[Stored records]
·····

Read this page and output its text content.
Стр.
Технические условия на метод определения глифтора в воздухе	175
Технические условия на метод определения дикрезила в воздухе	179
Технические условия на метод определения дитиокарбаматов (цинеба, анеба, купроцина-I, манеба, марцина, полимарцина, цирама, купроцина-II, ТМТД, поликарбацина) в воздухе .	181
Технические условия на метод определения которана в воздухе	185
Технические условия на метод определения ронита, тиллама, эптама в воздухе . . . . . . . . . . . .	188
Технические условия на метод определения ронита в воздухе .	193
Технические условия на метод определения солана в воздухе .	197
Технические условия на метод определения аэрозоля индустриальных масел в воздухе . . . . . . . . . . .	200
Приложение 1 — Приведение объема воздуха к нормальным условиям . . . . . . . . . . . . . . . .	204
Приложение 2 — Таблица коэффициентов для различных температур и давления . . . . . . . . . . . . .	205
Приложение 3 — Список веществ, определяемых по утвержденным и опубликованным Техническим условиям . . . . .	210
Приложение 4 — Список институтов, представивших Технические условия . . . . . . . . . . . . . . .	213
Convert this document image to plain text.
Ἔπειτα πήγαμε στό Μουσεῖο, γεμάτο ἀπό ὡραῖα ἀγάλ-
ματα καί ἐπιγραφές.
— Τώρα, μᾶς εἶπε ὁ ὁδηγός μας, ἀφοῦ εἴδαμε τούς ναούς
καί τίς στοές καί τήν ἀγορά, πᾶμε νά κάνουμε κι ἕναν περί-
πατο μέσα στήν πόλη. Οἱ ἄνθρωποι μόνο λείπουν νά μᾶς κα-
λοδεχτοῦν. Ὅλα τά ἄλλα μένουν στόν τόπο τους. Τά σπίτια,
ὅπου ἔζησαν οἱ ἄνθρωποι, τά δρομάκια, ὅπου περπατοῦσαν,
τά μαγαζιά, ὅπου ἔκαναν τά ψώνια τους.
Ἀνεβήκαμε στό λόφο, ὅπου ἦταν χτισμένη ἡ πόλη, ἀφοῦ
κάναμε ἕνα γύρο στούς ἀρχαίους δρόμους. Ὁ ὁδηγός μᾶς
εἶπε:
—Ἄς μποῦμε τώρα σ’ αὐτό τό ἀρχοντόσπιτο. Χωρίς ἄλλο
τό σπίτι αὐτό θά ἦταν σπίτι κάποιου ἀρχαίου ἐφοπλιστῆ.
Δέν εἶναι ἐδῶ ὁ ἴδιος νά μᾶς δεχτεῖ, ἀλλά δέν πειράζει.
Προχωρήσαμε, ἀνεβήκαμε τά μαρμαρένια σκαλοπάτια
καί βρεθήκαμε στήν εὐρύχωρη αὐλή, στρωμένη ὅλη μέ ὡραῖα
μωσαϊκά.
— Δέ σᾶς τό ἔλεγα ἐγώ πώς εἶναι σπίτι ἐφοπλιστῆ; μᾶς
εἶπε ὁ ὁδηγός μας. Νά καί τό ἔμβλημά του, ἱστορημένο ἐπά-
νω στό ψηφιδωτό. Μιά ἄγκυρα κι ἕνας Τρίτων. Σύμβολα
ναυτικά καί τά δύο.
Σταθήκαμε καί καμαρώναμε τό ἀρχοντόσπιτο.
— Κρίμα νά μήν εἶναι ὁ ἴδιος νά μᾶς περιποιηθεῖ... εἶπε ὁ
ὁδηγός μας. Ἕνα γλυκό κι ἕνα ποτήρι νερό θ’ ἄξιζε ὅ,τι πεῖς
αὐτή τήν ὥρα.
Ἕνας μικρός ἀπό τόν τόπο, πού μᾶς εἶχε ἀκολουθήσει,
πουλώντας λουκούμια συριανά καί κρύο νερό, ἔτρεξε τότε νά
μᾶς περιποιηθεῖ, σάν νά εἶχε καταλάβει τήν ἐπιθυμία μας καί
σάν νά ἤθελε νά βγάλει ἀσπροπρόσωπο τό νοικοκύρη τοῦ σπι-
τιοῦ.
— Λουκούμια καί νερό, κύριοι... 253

·····

* **What you need to do**: Find every line in the records that contains the word "τόπο"; copy those lines.

* **Answer**:
λοδεχτοῦν. Ὅλα τά ἄλλα μένουν στόν τόπο τους. Τά σπίτια,
Ἕνας μικρός ἀπό τόν τόπο, πού μᾶς εἶχε ἀκολουθήσει,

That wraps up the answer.